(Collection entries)
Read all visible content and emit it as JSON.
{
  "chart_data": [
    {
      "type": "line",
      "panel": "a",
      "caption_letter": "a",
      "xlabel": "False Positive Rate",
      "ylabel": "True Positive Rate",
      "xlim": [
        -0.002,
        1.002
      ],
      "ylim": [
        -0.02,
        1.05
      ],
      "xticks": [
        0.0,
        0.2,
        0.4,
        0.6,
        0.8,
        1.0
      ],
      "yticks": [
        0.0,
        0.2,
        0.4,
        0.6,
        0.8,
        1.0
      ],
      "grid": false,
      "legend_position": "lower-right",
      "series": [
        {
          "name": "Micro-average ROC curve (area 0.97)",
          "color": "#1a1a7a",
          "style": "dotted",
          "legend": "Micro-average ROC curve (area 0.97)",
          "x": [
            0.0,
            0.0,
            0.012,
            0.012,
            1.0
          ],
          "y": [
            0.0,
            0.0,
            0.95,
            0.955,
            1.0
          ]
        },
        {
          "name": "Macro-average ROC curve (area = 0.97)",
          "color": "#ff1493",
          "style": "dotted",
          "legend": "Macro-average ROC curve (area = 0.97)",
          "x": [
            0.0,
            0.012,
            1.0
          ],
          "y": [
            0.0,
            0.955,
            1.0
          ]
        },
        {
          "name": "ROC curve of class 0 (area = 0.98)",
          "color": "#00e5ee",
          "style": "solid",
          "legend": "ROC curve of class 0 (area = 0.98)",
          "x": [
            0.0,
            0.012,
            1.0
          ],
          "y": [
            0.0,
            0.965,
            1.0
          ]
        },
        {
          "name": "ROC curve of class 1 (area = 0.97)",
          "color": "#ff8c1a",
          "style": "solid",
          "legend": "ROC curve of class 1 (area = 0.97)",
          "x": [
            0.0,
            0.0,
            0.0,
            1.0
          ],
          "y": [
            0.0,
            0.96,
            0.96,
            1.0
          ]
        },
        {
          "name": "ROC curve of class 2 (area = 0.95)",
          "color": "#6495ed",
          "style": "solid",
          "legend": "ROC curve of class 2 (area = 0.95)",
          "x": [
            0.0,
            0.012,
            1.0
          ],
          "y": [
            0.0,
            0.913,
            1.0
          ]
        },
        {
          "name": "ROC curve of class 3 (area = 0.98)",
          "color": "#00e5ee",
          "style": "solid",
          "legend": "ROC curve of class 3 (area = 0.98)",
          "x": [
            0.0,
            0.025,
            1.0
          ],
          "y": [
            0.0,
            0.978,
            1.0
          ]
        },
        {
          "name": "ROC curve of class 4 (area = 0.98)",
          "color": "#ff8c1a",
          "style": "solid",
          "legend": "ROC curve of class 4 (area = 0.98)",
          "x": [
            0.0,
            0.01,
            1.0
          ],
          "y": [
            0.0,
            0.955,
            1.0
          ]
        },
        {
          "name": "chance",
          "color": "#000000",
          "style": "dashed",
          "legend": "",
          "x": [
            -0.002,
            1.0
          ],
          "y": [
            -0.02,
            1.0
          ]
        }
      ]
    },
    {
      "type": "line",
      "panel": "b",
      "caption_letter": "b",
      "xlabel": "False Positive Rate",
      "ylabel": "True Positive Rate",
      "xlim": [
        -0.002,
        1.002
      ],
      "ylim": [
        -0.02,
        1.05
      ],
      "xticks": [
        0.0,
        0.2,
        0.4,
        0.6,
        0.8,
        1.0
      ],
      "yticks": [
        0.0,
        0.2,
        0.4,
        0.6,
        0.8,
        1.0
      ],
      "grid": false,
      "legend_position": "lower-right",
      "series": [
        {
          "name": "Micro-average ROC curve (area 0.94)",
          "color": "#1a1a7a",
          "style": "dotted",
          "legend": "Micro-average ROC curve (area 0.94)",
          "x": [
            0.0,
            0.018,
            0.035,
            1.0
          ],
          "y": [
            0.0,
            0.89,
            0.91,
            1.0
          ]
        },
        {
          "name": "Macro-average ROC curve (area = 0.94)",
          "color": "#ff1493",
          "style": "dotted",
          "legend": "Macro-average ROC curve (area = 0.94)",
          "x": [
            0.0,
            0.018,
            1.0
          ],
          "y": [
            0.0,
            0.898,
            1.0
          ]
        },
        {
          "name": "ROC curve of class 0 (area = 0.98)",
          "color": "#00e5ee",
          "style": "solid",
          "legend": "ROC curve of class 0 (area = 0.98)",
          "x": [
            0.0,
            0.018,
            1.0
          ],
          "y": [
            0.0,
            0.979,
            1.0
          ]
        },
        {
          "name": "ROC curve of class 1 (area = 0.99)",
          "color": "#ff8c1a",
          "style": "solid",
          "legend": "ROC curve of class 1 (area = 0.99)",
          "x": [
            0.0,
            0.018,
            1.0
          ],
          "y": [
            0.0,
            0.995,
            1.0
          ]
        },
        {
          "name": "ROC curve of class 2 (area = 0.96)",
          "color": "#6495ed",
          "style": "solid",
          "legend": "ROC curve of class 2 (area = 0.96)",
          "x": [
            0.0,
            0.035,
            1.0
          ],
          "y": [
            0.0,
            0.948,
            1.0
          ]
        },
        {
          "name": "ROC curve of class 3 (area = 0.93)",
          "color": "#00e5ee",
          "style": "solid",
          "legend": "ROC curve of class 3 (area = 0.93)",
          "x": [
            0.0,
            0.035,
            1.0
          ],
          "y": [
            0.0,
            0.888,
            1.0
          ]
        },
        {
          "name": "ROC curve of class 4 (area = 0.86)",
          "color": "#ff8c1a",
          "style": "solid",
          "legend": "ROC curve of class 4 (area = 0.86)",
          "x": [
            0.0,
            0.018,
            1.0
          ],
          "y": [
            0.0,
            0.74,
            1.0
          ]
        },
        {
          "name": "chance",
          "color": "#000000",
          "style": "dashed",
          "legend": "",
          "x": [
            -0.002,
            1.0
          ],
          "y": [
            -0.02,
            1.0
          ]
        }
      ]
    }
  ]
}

Directions for this task: Reproduce the full listing word for word.

Final result:
Read all visible content and emit it as JSON.
{
  "chart_data": [
    {
      "type": "line",
      "panel": "a",
      "caption_letter": "a",
      "xlabel": "False Positive Rate",
      "ylabel": "True Positive Rate",
      "xlim": [
        -0.002,
        1.002
      ],
      "ylim": [
        -0.02,
        1.05
      ],
      "xticks": [
        0.0,
        0.2,
        0.4,
        0.6,
        0.8,
        1.0
      ],
      "yticks": [
        0.0,
        0.2,
        0.4,
        0.6,
        0.8,
        1.0
      ],
      "grid": false,
      "legend_position": "lower-right",
      "series": [
        {
          "name": "Micro-average ROC curve (area 0.97)",
          "color": "#1a1a7a",
          "style": "dotted",
          "legend": "Micro-average ROC curve (area 0.97)",
          "x": [
            0.0,
            0.0,
            0.012,
            0.012,
            1.0
          ],
          "y": [
            0.0,
            0.0,
            0.95,
            0.955,
            1.0
          ]
        },
        {
          "name": "Macro-average ROC curve (area = 0.97)",
          "color": "#ff1493",
          "style": "dotted",
          "legend": "Macro-average ROC curve (area = 0.97)",
          "x": [
            0.0,
            0.012,
            1.0
          ],
          "y": [
            0.0,
            0.955,
            1.0
          ]
        },
        {
          "name": "ROC curve of class 0 (area = 0.98)",
          "color": "#00e5ee",
          "style": "solid",
          "legend": "ROC curve of class 0 (area = 0.98)",
          "x": [
            0.0,
            0.012,
            1.0
          ],
          "y": [
            0.0,
            0.965,
            1.0
          ]
        },
        {
          "name": "ROC curve of class 1 (area = 0.97)",
          "color": "#ff8c1a",
          "style": "solid",
          "legend": "ROC curve of class 1 (area = 0.97)",
          "x": [
            0.0,
            0.0,
            0.0,
            1.0
          ],
          "y": [
            0.0,
            0.96,
            0.96,
            1.0
          ]
        },
        {
          "name": "ROC curve of class 2 (area = 0.95)",
          "color": "#6495ed",
          "style": "solid",
          "legend": "ROC curve of class 2 (area = 0.95)",
          "x": [
            0.0,
            0.012,
            1.0
          ],
          "y": [
            0.0,
            0.913,
            1.0
          ]
        },
        {
          "name": "ROC curve of class 3 (area = 0.98)",
          "color": "#00e5ee",
          "style": "solid",
          "legend": "ROC curve of class 3 (area = 0.98)",
          "x": [
            0.0,
            0.025,
            1.0
          ],
          "y": [
            0.0,
            0.978,
            1.0
          ]
        },
        {
          "name": "ROC curve of class 4 (area = 0.98)",
          "color": "#ff8c1a",
          "style": "solid",
          "legend": "ROC curve of class 4 (area = 0.98)",
          "x": [
            0.0,
            0.01,
            1.0
          ],
          "y": [
            0.0,
            0.955,
            1.0
          ]
        },
        {
          "name": "chance",
          "color": "#000000",
          "style": "dashed",
          "legend": "",
          "x": [
            -0.002,
            1.0
          ],
          "y": [
            -0.02,
            1.0
          ]
        }
      ]
    },
    {
      "type": "line",
      "panel": "b",
      "caption_letter": "b",
      "xlabel": "False Positive Rate",
      "ylabel": "True Positive Rate",
      "xlim": [
        -0.002,
        1.002
      ],
      "ylim": [
        -0.02,
        1.05
      ],
      "xticks": [
        0.0,
        0.2,
        0.4,
        0.6,
        0.8,
        1.0
      ],
      "yticks": [
        0.0,
        0.2,
        0.4,
        0.6,
        0.8,
        1.0
      ],
      "grid": false,
      "legend_position": "lower-right",
      "series": [
        {
          "name": "Micro-average ROC curve (area 0.94)",
          "color": "#1a1a7a",
          "style": "dotted",
          "legend": "Micro-average ROC curve (area 0.94)",
          "x": [
            0.0,
            0.018,
            0.035,
            1.0
          ],
          "y": [
            0.0,
            0.89,
            0.91,
            1.0
          ]
        },
        {
          "name": "Macro-average ROC curve (area = 0.94)",
          "color": "#ff1493",
          "style": "dotted",
          "legend": "Macro-average ROC curve (area = 0.94)",
          "x": [
            0.0,
            0.018,
            1.0
          ],
          "y": [
            0.0,
            0.898,
            1.0
          ]
        },
        {
          "name": "ROC curve of class 0 (area = 0.98)",
          "color": "#00e5ee",
          "style": "solid",
          "legend": "ROC curve of class 0 (area = 0.98)",
          "x": [
            0.0,
            0.018,
            1.0
          ],
          "y": [
            0.0,
            0.979,
            1.0
          ]
        },
        {
          "name": "ROC curve of class 1 (area = 0.99)",
          "color": "#ff8c1a",
          "style": "solid",
          "legend": "ROC curve of class 1 (area = 0.99)",
          "x": [
            0.0,
            0.018,
            1.0
          ],
          "y": [
            0.0,
            0.995,
            1.0
          ]
        },
        {
          "name": "ROC curve of class 2 (area = 0.96)",
          "color": "#6495ed",
          "style": "solid",
          "legend": "ROC curve of class 2 (area = 0.96)",
          "x": [
            0.0,
            0.035,
            1.0
          ],
          "y": [
            0.0,
            0.948,
            1.0
          ]
        },
        {
          "name": "ROC curve of class 3 (area = 0.93)",
          "color": "#00e5ee",
          "style": "solid",
          "legend": "ROC curve of class 3 (area = 0.93)",
          "x": [
            0.0,
            0.035,
            1.0
          ],
          "y": [
            0.0,
            0.888,
            1.0
          ]
        },
        {
          "name": "ROC curve of class 4 (area = 0.86)",
          "color": "#ff8c1a",
          "style": "solid",
          "legend": "ROC curve of class 4 (area = 0.86)",
          "x": [
            0.0,
            0.018,
            1.0
          ],
          "y": [
            0.0,
            0.74,
            1.0
          ]
        },
        {
          "name": "chance",
          "color": "#000000",
          "style": "dashed",
          "legend": "",
          "x": [
            -0.002,
            1.0
          ],
          "y": [
            -0.02,
            1.0
          ]
        }
      ]
    }
  ]
}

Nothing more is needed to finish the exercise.